#### WORK INSTRUCTIONS
Extract the data exactly, missing nothing.

#### DATA SECTION
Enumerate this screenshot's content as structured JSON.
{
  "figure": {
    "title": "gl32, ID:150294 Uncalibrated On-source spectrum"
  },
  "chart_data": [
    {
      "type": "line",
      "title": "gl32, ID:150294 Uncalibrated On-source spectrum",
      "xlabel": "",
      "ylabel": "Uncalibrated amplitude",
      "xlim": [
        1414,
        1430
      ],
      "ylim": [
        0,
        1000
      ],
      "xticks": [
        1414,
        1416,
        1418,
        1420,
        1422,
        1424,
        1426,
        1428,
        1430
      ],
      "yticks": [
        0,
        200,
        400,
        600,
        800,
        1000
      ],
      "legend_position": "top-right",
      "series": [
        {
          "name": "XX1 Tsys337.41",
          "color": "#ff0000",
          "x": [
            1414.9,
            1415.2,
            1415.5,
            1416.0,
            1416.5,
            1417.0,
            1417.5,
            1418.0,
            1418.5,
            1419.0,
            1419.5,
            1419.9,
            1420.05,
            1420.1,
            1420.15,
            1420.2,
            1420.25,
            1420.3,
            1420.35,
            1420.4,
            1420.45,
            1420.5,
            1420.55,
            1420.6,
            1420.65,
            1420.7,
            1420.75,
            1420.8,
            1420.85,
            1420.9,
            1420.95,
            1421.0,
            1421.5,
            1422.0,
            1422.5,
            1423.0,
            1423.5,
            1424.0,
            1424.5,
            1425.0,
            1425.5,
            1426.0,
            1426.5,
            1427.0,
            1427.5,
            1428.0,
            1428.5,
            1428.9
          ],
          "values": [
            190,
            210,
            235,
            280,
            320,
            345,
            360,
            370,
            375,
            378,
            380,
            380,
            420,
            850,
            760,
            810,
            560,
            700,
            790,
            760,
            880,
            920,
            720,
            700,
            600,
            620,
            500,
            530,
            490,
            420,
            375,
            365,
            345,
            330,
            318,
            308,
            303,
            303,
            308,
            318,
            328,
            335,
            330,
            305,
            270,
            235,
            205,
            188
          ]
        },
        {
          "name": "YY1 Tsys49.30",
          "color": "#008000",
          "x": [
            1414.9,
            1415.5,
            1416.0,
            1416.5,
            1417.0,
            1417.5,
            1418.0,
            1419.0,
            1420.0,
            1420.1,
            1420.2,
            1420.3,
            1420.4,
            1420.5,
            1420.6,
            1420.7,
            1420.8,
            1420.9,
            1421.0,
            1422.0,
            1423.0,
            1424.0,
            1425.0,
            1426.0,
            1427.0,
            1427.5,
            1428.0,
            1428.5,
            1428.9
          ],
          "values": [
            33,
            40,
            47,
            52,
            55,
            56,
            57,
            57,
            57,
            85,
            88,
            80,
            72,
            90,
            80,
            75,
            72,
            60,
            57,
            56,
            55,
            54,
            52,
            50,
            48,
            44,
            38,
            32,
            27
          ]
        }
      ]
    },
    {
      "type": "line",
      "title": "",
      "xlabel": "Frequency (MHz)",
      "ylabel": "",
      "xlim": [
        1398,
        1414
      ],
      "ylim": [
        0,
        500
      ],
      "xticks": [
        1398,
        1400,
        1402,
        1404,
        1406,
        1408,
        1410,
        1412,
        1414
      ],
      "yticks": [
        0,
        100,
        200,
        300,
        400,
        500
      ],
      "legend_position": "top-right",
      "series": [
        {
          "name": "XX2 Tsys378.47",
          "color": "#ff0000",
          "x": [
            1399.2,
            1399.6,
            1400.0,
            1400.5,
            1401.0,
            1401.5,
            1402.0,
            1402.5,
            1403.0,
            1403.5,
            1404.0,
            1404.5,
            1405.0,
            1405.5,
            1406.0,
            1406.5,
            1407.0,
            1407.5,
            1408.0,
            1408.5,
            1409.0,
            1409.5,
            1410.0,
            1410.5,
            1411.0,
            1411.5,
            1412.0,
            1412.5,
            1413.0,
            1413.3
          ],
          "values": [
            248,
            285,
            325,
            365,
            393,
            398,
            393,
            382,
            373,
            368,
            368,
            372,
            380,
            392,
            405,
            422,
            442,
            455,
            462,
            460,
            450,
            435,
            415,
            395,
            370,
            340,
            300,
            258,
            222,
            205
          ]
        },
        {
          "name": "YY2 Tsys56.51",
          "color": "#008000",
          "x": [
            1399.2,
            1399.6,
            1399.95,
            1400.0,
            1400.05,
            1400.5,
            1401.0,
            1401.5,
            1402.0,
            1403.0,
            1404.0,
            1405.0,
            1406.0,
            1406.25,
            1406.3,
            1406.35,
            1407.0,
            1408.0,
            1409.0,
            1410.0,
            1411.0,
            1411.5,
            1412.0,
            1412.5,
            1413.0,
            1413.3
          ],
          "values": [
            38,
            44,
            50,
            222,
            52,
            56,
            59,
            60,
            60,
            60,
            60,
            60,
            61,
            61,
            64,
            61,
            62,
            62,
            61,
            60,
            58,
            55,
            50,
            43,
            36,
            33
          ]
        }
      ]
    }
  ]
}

#### ANSWER TO THIS TASK
Enumerate this screenshot's content as structured JSON.
{
  "figure": {
    "title": "gl32, ID:150294 Uncalibrated On-source spectrum"
  },
  "chart_data": [
    {
      "type": "line",
      "title": "gl32, ID:150294 Uncalibrated On-source spectrum",
      "xlabel": "",
      "ylabel": "Uncalibrated amplitude",
      "xlim": [
        1414,
        1430
      ],
      "ylim": [
        0,
        1000
      ],
      "xticks": [
        1414,
        1416,
        1418,
        1420,
        1422,
        1424,
        1426,
        1428,
        1430
      ],
      "yticks": [
        0,
        200,
        400,
        600,
        800,
        1000
      ],
      "legend_position": "top-right",
      "series": [
        {
          "name": "XX1 Tsys337.41",
          "color": "#ff0000",
          "x": [
            1414.9,
            1415.2,
            1415.5,
            1416.0,
            1416.5,
            1417.0,
            1417.5,
            1418.0,
            1418.5,
            1419.0,
            1419.5,
            1419.9,
            1420.05,
            1420.1,
            1420.15,
            1420.2,
            1420.25,
            1420.3,
            1420.35,
            1420.4,
            1420.45,
            1420.5,
            1420.55,
            1420.6,
            1420.65,
            1420.7,
            1420.75,
            1420.8,
            1420.85,
            1420.9,
            1420.95,
            1421.0,
            1421.5,
            1422.0,
            1422.5,
            1423.0,
            1423.5,
            1424.0,
            1424.5,
            1425.0,
            1425.5,
            1426.0,
            1426.5,
            1427.0,
            1427.5,
            1428.0,
            1428.5,
            1428.9
          ],
          "values": [
            190,
            210,
            235,
            280,
            320,
            345,
            360,
            370,
            375,
            378,
            380,
            380,
            420,
            850,
            760,
            810,
            560,
            700,
            790,
            760,
            880,
            920,
            720,
            700,
            600,
            620,
            500,
            530,
            490,
            420,
            375,
            365,
            345,
            330,
            318,
            308,
            303,
            303,
            308,
            318,
            328,
            335,
            330,
            305,
            270,
            235,
            205,
            188
          ]
        },
        {
          "name": "YY1 Tsys49.30",
          "color": "#008000",
          "x": [
            1414.9,
            1415.5,
            1416.0,
            1416.5,
            1417.0,
            1417.5,
            1418.0,
            1419.0,
            1420.0,
            1420.1,
            1420.2,
            1420.3,
            1420.4,
            1420.5,
            1420.6,
            1420.7,
            1420.8,
            1420.9,
            1421.0,
            1422.0,
            1423.0,
            1424.0,
            1425.0,
            1426.0,
            1427.0,
            1427.5,
            1428.0,
            1428.5,
            1428.9
          ],
          "values": [
            33,
            40,
            47,
            52,
            55,
            56,
            57,
            57,
            57,
            85,
            88,
            80,
            72,
            90,
            80,
            75,
            72,
            60,
            57,
            56,
            55,
            54,
            52,
            50,
            48,
            44,
            38,
            32,
            27
          ]
        }
      ]
    },
    {
      "type": "line",
      "title": "",
      "xlabel": "Frequency (MHz)",
      "ylabel": "",
      "xlim": [
        1398,
        1414
      ],
      "ylim": [
        0,
        500
      ],
      "xticks": [
        1398,
        1400,
        1402,
        1404,
        1406,
        1408,
        1410,
        1412,
        1414
      ],
      "yticks": [
        0,
        100,
        200,
        300,
        400,
        500
      ],
      "legend_position": "top-right",
      "series": [
        {
          "name": "XX2 Tsys378.47",
          "color": "#ff0000",
          "x": [
            1399.2,
            1399.6,
            1400.0,
            1400.5,
            1401.0,
            1401.5,
            1402.0,
            1402.5,
            1403.0,
            1403.5,
            1404.0,
            1404.5,
            1405.0,
            1405.5,
            1406.0,
            1406.5,
            1407.0,
            1407.5,
            1408.0,
            1408.5,
            1409.0,
            1409.5,
            1410.0,
            1410.5,
            1411.0,
            1411.5,
            1412.0,
            1412.5,
            1413.0,
            1413.3
          ],
          "values": [
            248,
            285,
            325,
            365,
            393,
            398,
            393,
            382,
            373,
            368,
            368,
            372,
            380,
            392,
            405,
            422,
            442,
            455,
            462,
            460,
            450,
            435,
            415,
            395,
            370,
            340,
            300,
            258,
            222,
            205
          ]
        },
        {
          "name": "YY2 Tsys56.51",
          "color": "#008000",
          "x": [
            1399.2,
            1399.6,
            1399.95,
            1400.0,
            1400.05,
            1400.5,
            1401.0,
            1401.5,
            1402.0,
            1403.0,
            1404.0,
            1405.0,
            1406.0,
            1406.25,
            1406.3,
            1406.35,
            1407.0,
            1408.0,
            1409.0,
            1410.0,
            1411.0,
            1411.5,
            1412.0,
            1412.5,
            1413.0,
            1413.3
          ],
          "values": [
            38,
            44,
            50,
            222,
            52,
            56,
            59,
            60,
            60,
            60,
            60,
            60,
            61,
            61,
            64,
            61,
            62,
            62,
            61,
            60,
            58,
            55,
            50,
            43,
            36,
            33
          ]
        }
      ]
    }
  ]
}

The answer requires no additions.